• TASK BRIEF
Your answer should be a single number: the count of lines that include the word "gospodarcza".

• DATASET CONTENT
▶

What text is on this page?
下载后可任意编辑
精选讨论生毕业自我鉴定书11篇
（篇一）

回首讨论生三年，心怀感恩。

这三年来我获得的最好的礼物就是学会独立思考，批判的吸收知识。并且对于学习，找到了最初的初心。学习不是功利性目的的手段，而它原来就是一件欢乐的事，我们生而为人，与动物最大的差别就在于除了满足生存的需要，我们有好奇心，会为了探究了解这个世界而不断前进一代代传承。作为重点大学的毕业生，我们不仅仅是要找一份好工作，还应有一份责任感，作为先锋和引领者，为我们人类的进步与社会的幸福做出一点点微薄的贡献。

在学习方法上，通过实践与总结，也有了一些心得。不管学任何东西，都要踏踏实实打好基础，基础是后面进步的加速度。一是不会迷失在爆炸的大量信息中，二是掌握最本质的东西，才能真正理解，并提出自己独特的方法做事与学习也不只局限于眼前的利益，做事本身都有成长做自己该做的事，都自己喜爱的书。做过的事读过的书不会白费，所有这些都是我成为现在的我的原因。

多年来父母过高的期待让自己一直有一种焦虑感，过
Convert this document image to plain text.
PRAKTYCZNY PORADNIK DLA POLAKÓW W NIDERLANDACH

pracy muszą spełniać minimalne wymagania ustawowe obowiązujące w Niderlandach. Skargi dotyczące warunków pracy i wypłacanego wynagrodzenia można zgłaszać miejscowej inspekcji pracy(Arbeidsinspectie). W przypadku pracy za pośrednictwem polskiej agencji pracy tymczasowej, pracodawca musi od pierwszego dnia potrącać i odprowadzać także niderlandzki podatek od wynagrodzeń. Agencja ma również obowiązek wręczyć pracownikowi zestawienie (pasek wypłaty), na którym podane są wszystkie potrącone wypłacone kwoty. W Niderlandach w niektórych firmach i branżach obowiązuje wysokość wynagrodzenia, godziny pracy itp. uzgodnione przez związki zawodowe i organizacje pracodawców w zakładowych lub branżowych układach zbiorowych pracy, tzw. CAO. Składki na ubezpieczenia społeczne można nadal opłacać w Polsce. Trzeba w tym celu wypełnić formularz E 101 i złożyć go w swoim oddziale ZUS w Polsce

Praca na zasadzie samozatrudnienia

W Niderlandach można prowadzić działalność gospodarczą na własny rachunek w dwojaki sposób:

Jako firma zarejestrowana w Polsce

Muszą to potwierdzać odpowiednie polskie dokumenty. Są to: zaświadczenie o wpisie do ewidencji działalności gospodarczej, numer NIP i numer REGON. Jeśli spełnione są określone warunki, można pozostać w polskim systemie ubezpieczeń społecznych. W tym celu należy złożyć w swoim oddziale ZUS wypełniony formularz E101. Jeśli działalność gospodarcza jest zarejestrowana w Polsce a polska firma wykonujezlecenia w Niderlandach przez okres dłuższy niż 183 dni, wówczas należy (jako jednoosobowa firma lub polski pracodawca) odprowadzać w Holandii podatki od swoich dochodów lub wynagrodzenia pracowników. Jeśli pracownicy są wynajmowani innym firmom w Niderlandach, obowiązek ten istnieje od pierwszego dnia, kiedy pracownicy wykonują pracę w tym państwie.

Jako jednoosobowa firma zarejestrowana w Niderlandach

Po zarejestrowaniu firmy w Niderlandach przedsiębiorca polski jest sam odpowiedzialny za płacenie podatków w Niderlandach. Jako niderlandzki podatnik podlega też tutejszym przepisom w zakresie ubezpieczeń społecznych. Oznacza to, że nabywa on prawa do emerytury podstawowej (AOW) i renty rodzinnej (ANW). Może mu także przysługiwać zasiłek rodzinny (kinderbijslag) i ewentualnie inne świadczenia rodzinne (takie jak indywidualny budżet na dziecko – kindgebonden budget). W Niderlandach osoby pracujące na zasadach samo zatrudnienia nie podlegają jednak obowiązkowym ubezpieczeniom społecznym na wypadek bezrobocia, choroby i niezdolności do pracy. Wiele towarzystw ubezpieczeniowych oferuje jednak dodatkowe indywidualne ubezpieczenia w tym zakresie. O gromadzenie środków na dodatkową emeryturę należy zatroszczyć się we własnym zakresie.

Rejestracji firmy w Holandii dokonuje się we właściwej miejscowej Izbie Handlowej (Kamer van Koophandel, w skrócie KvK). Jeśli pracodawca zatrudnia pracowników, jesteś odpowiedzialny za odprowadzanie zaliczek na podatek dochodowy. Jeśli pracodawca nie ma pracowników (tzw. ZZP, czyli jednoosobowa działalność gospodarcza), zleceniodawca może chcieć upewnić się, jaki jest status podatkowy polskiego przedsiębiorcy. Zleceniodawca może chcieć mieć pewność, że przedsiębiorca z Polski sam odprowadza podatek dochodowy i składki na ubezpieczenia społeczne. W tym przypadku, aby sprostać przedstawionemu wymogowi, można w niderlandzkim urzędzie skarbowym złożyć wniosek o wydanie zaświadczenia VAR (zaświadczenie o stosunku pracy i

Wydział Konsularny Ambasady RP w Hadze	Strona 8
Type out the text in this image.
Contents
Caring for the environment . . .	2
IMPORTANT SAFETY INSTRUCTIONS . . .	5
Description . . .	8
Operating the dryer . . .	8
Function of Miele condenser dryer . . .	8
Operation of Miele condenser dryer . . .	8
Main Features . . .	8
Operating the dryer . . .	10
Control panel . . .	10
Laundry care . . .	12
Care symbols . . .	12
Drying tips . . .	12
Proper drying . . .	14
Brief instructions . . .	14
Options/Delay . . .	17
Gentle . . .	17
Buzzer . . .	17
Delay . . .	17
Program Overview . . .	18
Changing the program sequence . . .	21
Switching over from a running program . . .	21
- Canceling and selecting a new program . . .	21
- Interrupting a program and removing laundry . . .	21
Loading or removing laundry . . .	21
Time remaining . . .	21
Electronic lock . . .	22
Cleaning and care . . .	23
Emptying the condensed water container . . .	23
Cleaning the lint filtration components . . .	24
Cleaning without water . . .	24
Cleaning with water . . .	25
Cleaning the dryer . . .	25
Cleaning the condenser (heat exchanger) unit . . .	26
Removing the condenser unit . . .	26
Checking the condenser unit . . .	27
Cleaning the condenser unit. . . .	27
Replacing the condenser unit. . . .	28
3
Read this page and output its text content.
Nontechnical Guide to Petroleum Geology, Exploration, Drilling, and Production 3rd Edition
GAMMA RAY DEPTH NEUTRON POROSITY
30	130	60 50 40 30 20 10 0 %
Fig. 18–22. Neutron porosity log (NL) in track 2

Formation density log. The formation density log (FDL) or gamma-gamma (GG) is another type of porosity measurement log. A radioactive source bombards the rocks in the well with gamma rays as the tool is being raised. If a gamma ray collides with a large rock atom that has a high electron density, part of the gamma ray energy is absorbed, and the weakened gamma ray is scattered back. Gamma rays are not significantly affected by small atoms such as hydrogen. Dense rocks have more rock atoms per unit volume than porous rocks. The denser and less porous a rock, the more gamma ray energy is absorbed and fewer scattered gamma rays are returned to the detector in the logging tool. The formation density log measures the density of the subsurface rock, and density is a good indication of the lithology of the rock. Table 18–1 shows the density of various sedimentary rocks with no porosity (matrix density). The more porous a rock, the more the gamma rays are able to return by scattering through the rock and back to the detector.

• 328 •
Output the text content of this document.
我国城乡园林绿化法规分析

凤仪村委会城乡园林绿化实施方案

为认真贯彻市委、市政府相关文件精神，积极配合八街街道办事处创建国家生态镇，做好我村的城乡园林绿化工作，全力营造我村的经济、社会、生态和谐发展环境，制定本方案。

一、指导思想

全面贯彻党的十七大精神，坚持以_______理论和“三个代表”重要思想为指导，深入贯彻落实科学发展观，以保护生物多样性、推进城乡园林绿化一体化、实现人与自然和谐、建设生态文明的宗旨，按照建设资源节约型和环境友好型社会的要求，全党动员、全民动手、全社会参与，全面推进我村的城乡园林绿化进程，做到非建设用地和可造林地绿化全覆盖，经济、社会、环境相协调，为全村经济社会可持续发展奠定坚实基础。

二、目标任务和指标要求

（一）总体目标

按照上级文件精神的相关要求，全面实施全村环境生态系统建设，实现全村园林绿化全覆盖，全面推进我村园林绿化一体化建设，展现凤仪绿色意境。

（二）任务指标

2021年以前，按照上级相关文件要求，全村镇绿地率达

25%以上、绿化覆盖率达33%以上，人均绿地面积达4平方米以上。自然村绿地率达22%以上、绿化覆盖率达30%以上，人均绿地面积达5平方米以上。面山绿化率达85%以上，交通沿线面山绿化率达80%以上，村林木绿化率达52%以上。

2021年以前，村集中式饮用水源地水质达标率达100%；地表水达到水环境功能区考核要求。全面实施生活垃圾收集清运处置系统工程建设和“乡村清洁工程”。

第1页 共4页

◀

• COMPLETED EXERCISE
2